Objective: Reproduce all entries word for word.

(Data items)

· · · · · · ·

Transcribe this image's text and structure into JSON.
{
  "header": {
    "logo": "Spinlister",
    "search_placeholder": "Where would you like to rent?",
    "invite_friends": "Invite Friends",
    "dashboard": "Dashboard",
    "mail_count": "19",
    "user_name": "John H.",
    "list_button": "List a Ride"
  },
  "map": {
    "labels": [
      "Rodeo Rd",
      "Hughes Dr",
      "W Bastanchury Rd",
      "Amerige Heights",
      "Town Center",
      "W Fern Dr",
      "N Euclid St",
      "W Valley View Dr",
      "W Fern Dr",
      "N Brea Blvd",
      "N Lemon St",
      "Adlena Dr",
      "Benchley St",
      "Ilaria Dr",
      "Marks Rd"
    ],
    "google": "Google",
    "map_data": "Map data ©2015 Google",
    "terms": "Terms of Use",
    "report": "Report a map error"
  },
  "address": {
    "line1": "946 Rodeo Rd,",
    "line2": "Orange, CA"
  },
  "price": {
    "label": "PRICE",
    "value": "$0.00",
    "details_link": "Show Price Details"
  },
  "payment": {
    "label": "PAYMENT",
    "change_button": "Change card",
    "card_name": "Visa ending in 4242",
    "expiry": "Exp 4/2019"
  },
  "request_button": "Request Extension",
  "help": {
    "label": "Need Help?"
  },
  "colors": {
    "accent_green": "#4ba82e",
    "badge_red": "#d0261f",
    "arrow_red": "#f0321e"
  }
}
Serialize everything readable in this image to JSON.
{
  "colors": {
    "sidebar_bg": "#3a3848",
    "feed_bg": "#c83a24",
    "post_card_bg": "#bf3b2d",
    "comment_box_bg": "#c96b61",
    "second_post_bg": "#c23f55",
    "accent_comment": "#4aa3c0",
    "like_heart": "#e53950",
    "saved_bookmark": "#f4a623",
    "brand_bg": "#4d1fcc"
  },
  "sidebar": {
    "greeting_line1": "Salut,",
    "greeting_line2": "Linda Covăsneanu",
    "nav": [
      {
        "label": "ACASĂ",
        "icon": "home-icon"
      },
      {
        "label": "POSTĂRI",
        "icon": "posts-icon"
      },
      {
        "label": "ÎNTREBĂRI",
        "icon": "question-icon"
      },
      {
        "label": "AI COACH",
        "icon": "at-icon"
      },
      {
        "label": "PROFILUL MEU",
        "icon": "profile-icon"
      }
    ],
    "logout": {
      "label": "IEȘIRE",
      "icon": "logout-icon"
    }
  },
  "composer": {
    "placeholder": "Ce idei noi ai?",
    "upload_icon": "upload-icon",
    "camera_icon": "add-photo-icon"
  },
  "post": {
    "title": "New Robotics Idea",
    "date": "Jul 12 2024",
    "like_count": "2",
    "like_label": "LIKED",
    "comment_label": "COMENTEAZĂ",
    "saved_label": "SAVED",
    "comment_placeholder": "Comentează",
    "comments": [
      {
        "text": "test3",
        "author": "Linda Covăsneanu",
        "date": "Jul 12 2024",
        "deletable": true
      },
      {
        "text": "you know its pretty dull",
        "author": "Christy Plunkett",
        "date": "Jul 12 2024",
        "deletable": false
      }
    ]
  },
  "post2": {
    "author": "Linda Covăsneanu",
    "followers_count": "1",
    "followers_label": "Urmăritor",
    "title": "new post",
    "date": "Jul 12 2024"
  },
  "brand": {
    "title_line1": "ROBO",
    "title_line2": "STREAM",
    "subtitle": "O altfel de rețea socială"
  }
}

· · · · · · ·

Task response:
Transcribe this image's text and structure into JSON.
{
  "header": {
    "logo": "Spinlister",
    "search_placeholder": "Where would you like to rent?",
    "invite_friends": "Invite Friends",
    "dashboard": "Dashboard",
    "mail_count": "19",
    "user_name": "John H.",
    "list_button": "List a Ride"
  },
  "map": {
    "labels": [
      "Rodeo Rd",
      "Hughes Dr",
      "W Bastanchury Rd",
      "Amerige Heights",
      "Town Center",
      "W Fern Dr",
      "N Euclid St",
      "W Valley View Dr",
      "W Fern Dr",
      "N Brea Blvd",
      "N Lemon St",
      "Adlena Dr",
      "Benchley St",
      "Ilaria Dr",
      "Marks Rd"
    ],
    "google": "Google",
    "map_data": "Map data ©2015 Google",
    "terms": "Terms of Use",
    "report": "Report a map error"
  },
  "address": {
    "line1": "946 Rodeo Rd,",
    "line2": "Orange, CA"
  },
  "price": {
    "label": "PRICE",
    "value": "$0.00",
    "details_link": "Show Price Details"
  },
  "payment": {
    "label": "PAYMENT",
    "change_button": "Change card",
    "card_name": "Visa ending in 4242",
    "expiry": "Exp 4/2019"
  },
  "request_button": "Request Extension",
  "help": {
    "label": "Need Help?"
  },
  "colors": {
    "accent_green": "#4ba82e",
    "badge_red": "#d0261f",
    "arrow_red": "#f0321e"
  }
}
Serialize everything readable in this image to JSON.
{
  "colors": {
    "sidebar_bg": "#3a3848",
    "feed_bg": "#c83a24",
    "post_card_bg": "#bf3b2d",
    "comment_box_bg": "#c96b61",
    "second_post_bg": "#c23f55",
    "accent_comment": "#4aa3c0",
    "like_heart": "#e53950",
    "saved_bookmark": "#f4a623",
    "brand_bg": "#4d1fcc"
  },
  "sidebar": {
    "greeting_line1": "Salut,",
    "greeting_line2": "Linda Covăsneanu",
    "nav": [
      {
        "label": "ACASĂ",
        "icon": "home-icon"
      },
      {
        "label": "POSTĂRI",
        "icon": "posts-icon"
      },
      {
        "label": "ÎNTREBĂRI",
        "icon": "question-icon"
      },
      {
        "label": "AI COACH",
        "icon": "at-icon"
      },
      {
        "label": "PROFILUL MEU",
        "icon": "profile-icon"
      }
    ],
    "logout": {
      "label": "IEȘIRE",
      "icon": "logout-icon"
    }
  },
  "composer": {
    "placeholder": "Ce idei noi ai?",
    "upload_icon": "upload-icon",
    "camera_icon": "add-photo-icon"
  },
  "post": {
    "title": "New Robotics Idea",
    "date": "Jul 12 2024",
    "like_count": "2",
    "like_label": "LIKED",
    "comment_label": "COMENTEAZĂ",
    "saved_label": "SAVED",
    "comment_placeholder": "Comentează",
    "comments": [
      {
        "text": "test3",
        "author": "Linda Covăsneanu",
        "date": "Jul 12 2024",
        "deletable": true
      },
      {
        "text": "you know its pretty dull",
        "author": "Christy Plunkett",
        "date": "Jul 12 2024",
        "deletable": false
      }
    ]
  },
  "post2": {
    "author": "Linda Covăsneanu",
    "followers_count": "1",
    "followers_label": "Urmăritor",
    "title": "new post",
    "date": "Jul 12 2024"
  },
  "brand": {
    "title_line1": "ROBO",
    "title_line2": "STREAM",
    "subtitle": "O altfel de rețea socială"
  }
}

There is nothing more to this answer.